Problem to solve: Show all lines of the listing that hold the word "other".

** Begin Stored data **

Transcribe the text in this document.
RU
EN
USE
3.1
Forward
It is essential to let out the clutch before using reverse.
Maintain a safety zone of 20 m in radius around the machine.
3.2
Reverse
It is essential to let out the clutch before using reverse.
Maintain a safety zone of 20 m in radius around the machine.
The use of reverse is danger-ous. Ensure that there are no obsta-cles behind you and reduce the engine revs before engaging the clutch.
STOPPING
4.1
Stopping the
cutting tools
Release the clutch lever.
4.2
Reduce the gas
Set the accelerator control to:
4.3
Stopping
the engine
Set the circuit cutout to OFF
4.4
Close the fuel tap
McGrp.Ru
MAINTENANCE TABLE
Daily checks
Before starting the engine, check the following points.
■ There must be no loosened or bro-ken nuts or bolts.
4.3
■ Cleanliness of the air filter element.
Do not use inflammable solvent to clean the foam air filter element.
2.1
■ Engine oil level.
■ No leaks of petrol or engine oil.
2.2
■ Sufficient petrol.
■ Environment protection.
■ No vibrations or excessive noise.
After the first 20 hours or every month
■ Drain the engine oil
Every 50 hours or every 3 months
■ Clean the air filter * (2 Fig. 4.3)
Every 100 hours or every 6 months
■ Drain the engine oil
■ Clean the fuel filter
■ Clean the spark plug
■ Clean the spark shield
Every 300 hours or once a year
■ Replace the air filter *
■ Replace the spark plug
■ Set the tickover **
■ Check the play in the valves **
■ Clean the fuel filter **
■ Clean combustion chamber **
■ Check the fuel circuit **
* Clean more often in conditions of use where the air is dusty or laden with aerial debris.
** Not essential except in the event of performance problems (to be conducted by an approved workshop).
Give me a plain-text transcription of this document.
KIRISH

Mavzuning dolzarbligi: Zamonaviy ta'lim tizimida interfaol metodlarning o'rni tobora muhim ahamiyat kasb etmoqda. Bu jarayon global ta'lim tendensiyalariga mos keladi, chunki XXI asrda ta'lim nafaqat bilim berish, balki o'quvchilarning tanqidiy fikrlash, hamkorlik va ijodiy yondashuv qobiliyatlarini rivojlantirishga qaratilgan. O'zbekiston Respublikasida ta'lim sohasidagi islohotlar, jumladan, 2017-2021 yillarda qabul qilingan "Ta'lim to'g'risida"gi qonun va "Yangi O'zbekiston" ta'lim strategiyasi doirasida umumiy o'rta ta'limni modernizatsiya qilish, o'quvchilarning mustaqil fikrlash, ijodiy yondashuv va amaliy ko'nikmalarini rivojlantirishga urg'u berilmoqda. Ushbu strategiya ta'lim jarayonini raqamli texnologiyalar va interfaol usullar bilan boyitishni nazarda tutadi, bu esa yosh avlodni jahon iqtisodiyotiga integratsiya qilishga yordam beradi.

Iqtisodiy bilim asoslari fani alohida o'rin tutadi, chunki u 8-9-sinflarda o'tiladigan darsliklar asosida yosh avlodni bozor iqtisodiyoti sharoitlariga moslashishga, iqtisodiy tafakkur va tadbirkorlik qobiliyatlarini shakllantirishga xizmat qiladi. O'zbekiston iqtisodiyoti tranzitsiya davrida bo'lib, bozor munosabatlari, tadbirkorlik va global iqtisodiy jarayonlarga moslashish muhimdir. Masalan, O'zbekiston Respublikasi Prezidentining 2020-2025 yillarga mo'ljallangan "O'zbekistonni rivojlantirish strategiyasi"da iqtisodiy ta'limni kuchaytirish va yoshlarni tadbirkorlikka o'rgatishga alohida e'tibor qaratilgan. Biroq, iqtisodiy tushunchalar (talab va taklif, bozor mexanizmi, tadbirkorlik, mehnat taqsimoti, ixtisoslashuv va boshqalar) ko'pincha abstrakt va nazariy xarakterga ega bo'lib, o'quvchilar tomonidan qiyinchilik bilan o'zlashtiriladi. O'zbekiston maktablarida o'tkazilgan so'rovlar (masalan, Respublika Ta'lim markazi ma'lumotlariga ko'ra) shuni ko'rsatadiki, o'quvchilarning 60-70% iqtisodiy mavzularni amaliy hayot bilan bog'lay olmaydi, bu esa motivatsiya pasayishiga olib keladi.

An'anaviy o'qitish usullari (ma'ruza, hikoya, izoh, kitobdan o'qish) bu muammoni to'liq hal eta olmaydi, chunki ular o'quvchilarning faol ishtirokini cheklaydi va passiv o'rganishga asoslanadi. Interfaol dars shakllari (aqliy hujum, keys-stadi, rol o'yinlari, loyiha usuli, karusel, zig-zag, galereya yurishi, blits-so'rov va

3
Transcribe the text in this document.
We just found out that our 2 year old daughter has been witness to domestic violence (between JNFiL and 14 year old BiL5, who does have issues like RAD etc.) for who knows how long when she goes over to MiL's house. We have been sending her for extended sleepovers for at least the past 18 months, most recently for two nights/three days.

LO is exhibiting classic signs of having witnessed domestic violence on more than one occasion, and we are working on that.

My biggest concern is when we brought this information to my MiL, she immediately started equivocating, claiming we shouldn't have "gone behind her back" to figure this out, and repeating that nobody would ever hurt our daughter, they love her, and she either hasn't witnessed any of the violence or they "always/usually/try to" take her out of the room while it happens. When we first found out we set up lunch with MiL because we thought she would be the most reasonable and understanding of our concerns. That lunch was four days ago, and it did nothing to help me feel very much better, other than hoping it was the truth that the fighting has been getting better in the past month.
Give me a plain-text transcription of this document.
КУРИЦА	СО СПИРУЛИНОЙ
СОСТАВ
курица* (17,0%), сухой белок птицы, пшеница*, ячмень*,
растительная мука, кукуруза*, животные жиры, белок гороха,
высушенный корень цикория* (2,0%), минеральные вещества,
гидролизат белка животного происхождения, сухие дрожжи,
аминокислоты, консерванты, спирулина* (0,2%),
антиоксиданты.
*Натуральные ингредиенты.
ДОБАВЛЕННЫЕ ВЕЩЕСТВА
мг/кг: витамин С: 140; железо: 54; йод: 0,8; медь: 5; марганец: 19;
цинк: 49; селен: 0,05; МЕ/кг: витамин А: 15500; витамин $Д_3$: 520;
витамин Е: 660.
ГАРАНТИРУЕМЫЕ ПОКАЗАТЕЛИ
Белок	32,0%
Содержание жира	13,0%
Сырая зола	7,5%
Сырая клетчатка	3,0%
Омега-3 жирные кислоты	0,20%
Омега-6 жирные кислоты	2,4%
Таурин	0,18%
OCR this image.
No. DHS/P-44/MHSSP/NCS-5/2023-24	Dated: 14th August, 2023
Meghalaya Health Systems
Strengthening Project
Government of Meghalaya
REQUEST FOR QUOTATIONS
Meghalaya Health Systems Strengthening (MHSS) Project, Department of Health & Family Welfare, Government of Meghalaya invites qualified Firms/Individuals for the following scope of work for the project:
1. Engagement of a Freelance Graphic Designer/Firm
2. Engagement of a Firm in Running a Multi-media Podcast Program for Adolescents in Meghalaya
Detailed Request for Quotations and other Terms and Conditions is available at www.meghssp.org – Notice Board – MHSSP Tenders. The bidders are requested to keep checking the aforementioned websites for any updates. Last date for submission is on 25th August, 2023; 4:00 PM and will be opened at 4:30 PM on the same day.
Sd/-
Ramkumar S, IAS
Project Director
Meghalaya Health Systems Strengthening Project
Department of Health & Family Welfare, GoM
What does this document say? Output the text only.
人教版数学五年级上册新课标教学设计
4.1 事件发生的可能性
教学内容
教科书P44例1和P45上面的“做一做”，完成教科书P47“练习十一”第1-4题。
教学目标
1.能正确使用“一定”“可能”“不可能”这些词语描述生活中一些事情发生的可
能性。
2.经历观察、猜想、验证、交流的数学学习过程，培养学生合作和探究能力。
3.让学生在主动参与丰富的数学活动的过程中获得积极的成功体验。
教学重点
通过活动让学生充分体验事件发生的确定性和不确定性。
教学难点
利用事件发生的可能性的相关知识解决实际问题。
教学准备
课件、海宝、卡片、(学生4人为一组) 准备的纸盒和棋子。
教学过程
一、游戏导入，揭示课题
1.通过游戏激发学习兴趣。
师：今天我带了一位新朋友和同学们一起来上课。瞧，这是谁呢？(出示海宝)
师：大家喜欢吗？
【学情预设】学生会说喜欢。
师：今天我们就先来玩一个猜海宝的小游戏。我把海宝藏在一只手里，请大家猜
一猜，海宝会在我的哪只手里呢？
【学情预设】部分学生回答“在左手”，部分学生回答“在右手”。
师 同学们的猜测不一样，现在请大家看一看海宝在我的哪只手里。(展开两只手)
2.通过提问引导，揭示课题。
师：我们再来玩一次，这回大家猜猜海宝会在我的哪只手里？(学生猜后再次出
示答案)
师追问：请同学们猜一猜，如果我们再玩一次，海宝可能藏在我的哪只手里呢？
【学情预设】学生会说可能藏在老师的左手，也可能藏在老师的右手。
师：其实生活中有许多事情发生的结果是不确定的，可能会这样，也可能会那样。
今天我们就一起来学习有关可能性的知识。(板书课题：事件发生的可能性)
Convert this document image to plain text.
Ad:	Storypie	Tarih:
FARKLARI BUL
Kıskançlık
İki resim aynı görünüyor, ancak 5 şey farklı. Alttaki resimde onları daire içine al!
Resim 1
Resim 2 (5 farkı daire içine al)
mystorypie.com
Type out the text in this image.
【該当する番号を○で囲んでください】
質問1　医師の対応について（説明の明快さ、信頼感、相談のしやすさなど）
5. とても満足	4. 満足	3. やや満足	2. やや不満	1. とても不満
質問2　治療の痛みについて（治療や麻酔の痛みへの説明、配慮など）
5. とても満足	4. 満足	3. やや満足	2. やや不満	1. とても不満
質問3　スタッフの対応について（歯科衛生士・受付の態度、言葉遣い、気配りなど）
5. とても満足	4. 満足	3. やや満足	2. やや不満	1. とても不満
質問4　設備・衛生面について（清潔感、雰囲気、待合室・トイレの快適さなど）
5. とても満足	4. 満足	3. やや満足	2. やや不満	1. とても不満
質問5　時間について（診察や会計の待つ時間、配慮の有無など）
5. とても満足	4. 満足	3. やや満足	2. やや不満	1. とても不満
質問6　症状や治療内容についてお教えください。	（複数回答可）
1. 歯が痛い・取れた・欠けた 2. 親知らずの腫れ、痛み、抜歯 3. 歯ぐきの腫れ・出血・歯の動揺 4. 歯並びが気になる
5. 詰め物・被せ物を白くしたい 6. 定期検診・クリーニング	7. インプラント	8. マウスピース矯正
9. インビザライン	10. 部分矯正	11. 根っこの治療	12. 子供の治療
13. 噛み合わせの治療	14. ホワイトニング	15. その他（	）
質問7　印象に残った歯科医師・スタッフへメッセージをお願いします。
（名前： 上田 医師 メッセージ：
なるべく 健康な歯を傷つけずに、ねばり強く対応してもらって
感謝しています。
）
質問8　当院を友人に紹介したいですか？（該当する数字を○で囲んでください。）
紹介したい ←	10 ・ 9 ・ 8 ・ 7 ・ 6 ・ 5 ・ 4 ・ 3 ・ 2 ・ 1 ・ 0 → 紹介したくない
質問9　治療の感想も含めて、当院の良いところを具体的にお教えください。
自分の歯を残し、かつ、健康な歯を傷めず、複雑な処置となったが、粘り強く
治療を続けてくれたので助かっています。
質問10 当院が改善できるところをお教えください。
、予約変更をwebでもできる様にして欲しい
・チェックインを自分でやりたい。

** End Stored data **

Answer to this task:
My biggest concern is when we brought this information to my MiL, she immediately started equivocating, claiming we shouldn't have "gone behind her back" to figure this out, and repeating that nobody would ever hurt our daughter, they love her, and she either hasn't witnessed any of the violence or they "always/usually/try to" take her out of the room while it happens. When we first found out we set up lunch with MiL because we thought she would be the most reasonable and understanding of our concerns. That lunch was four days ago, and it did nothing to help me feel very much better, other than hoping it was the truth that the fighting has been getting better in the past month.
Detailed Request for Quotations and other Terms and Conditions is available at www.meghssp.org – Notice Board – MHSSP Tenders. The bidders are requested to keep checking the aforementioned websites for any updates. Last date for submission is on 25th August, 2023; 4:00 PM and will be opened at 4:30 PM on the same day.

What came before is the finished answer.